# AIM OF THE TASK
Return every line below as is, leaving out the pictures.

# RECORDS SUPPLIED
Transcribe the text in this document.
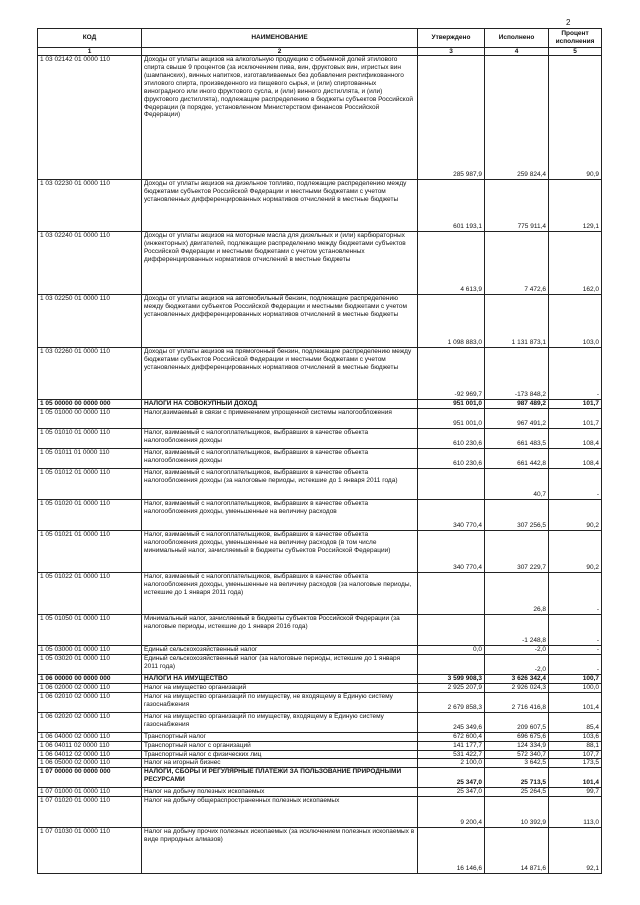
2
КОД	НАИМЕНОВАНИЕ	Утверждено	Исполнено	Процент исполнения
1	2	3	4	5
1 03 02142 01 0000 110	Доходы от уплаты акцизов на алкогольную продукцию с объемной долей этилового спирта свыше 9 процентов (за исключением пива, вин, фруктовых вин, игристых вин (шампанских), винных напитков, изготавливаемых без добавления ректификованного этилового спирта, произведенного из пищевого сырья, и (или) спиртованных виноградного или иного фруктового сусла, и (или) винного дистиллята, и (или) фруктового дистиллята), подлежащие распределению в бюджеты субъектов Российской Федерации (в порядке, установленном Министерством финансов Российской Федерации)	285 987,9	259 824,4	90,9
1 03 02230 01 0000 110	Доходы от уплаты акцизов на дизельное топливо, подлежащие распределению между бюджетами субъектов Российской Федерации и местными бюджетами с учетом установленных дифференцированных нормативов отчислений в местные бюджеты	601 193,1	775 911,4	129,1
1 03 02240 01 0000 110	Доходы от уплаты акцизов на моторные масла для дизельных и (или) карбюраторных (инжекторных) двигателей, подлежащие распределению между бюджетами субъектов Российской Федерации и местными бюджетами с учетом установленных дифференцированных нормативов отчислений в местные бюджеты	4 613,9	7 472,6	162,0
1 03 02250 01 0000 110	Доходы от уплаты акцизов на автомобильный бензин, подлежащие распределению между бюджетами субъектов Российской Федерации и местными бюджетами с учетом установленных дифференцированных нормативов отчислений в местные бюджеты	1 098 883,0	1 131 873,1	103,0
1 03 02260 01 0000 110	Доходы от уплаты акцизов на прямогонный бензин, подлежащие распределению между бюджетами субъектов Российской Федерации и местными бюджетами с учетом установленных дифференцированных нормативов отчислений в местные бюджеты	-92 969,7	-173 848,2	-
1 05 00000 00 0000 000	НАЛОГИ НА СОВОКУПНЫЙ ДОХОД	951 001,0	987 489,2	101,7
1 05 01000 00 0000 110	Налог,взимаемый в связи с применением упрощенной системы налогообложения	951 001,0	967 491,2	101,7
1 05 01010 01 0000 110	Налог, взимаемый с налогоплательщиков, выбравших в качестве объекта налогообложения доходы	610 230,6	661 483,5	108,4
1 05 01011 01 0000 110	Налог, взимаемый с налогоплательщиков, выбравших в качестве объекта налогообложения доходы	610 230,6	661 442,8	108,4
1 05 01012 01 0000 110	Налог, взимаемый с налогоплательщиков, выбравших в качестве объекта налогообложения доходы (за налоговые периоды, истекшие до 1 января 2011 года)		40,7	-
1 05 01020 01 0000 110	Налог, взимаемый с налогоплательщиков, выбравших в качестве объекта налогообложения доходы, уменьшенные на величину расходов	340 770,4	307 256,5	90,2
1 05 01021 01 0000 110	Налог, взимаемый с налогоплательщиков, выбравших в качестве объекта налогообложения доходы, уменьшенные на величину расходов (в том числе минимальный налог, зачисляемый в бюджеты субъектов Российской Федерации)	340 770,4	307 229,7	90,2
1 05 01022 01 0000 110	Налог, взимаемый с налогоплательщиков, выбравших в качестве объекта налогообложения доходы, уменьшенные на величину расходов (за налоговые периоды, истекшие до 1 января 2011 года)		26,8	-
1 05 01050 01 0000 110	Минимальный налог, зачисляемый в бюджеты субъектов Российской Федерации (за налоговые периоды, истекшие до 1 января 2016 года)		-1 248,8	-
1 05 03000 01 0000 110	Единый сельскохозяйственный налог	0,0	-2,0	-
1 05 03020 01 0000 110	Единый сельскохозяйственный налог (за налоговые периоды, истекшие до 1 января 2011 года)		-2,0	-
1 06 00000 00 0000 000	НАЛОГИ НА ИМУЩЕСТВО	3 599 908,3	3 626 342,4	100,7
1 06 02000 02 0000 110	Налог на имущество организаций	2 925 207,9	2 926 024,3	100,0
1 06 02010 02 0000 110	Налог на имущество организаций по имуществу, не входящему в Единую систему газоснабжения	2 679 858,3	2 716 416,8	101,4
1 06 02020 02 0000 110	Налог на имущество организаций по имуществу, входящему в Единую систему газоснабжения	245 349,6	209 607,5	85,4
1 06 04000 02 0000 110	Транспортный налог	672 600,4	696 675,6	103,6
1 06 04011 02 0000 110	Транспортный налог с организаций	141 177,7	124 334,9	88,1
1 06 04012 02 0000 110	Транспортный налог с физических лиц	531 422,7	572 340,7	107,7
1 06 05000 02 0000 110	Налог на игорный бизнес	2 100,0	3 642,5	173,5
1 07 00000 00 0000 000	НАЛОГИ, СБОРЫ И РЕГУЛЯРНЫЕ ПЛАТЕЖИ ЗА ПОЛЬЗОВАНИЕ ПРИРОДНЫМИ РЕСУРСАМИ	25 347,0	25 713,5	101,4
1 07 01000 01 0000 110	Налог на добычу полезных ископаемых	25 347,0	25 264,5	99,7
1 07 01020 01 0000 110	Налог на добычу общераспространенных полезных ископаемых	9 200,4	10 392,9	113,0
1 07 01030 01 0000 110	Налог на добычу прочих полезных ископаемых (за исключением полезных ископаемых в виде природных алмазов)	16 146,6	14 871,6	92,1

# IN RESPONSE
Transcribe the text in this document.
2
КОД	НАИМЕНОВАНИЕ	Утверждено	Исполнено	Процент исполнения
1	2	3	4	5
1 03 02142 01 0000 110	Доходы от уплаты акцизов на алкогольную продукцию с объемной долей этилового спирта свыше 9 процентов (за исключением пива, вин, фруктовых вин, игристых вин (шампанских), винных напитков, изготавливаемых без добавления ректификованного этилового спирта, произведенного из пищевого сырья, и (или) спиртованных виноградного или иного фруктового сусла, и (или) винного дистиллята, и (или) фруктового дистиллята), подлежащие распределению в бюджеты субъектов Российской Федерации (в порядке, установленном Министерством финансов Российской Федерации)	285 987,9	259 824,4	90,9
1 03 02230 01 0000 110	Доходы от уплаты акцизов на дизельное топливо, подлежащие распределению между бюджетами субъектов Российской Федерации и местными бюджетами с учетом установленных дифференцированных нормативов отчислений в местные бюджеты	601 193,1	775 911,4	129,1
1 03 02240 01 0000 110	Доходы от уплаты акцизов на моторные масла для дизельных и (или) карбюраторных (инжекторных) двигателей, подлежащие распределению между бюджетами субъектов Российской Федерации и местными бюджетами с учетом установленных дифференцированных нормативов отчислений в местные бюджеты	4 613,9	7 472,6	162,0
1 03 02250 01 0000 110	Доходы от уплаты акцизов на автомобильный бензин, подлежащие распределению между бюджетами субъектов Российской Федерации и местными бюджетами с учетом установленных дифференцированных нормативов отчислений в местные бюджеты	1 098 883,0	1 131 873,1	103,0
1 03 02260 01 0000 110	Доходы от уплаты акцизов на прямогонный бензин, подлежащие распределению между бюджетами субъектов Российской Федерации и местными бюджетами с учетом установленных дифференцированных нормативов отчислений в местные бюджеты	-92 969,7	-173 848,2	-
1 05 00000 00 0000 000	НАЛОГИ НА СОВОКУПНЫЙ ДОХОД	951 001,0	987 489,2	101,7
1 05 01000 00 0000 110	Налог,взимаемый в связи с применением упрощенной системы налогообложения	951 001,0	967 491,2	101,7
1 05 01010 01 0000 110	Налог, взимаемый с налогоплательщиков, выбравших в качестве объекта налогообложения доходы	610 230,6	661 483,5	108,4
1 05 01011 01 0000 110	Налог, взимаемый с налогоплательщиков, выбравших в качестве объекта налогообложения доходы	610 230,6	661 442,8	108,4
1 05 01012 01 0000 110	Налог, взимаемый с налогоплательщиков, выбравших в качестве объекта налогообложения доходы (за налоговые периоды, истекшие до 1 января 2011 года)		40,7	-
1 05 01020 01 0000 110	Налог, взимаемый с налогоплательщиков, выбравших в качестве объекта налогообложения доходы, уменьшенные на величину расходов	340 770,4	307 256,5	90,2
1 05 01021 01 0000 110	Налог, взимаемый с налогоплательщиков, выбравших в качестве объекта налогообложения доходы, уменьшенные на величину расходов (в том числе минимальный налог, зачисляемый в бюджеты субъектов Российской Федерации)	340 770,4	307 229,7	90,2
1 05 01022 01 0000 110	Налог, взимаемый с налогоплательщиков, выбравших в качестве объекта налогообложения доходы, уменьшенные на величину расходов (за налоговые периоды, истекшие до 1 января 2011 года)		26,8	-
1 05 01050 01 0000 110	Минимальный налог, зачисляемый в бюджеты субъектов Российской Федерации (за налоговые периоды, истекшие до 1 января 2016 года)		-1 248,8	-
1 05 03000 01 0000 110	Единый сельскохозяйственный налог	0,0	-2,0	-
1 05 03020 01 0000 110	Единый сельскохозяйственный налог (за налоговые периоды, истекшие до 1 января 2011 года)		-2,0	-
1 06 00000 00 0000 000	НАЛОГИ НА ИМУЩЕСТВО	3 599 908,3	3 626 342,4	100,7
1 06 02000 02 0000 110	Налог на имущество организаций	2 925 207,9	2 926 024,3	100,0
1 06 02010 02 0000 110	Налог на имущество организаций по имуществу, не входящему в Единую систему газоснабжения	2 679 858,3	2 716 416,8	101,4
1 06 02020 02 0000 110	Налог на имущество организаций по имуществу, входящему в Единую систему газоснабжения	245 349,6	209 607,5	85,4
1 06 04000 02 0000 110	Транспортный налог	672 600,4	696 675,6	103,6
1 06 04011 02 0000 110	Транспортный налог с организаций	141 177,7	124 334,9	88,1
1 06 04012 02 0000 110	Транспортный налог с физических лиц	531 422,7	572 340,7	107,7
1 06 05000 02 0000 110	Налог на игорный бизнес	2 100,0	3 642,5	173,5
1 07 00000 00 0000 000	НАЛОГИ, СБОРЫ И РЕГУЛЯРНЫЕ ПЛАТЕЖИ ЗА ПОЛЬЗОВАНИЕ ПРИРОДНЫМИ РЕСУРСАМИ	25 347,0	25 713,5	101,4
1 07 01000 01 0000 110	Налог на добычу полезных ископаемых	25 347,0	25 264,5	99,7
1 07 01020 01 0000 110	Налог на добычу общераспространенных полезных ископаемых	9 200,4	10 392,9	113,0
1 07 01030 01 0000 110	Налог на добычу прочих полезных ископаемых (за исключением полезных ископаемых в виде природных алмазов)	16 146,6	14 871,6	92,1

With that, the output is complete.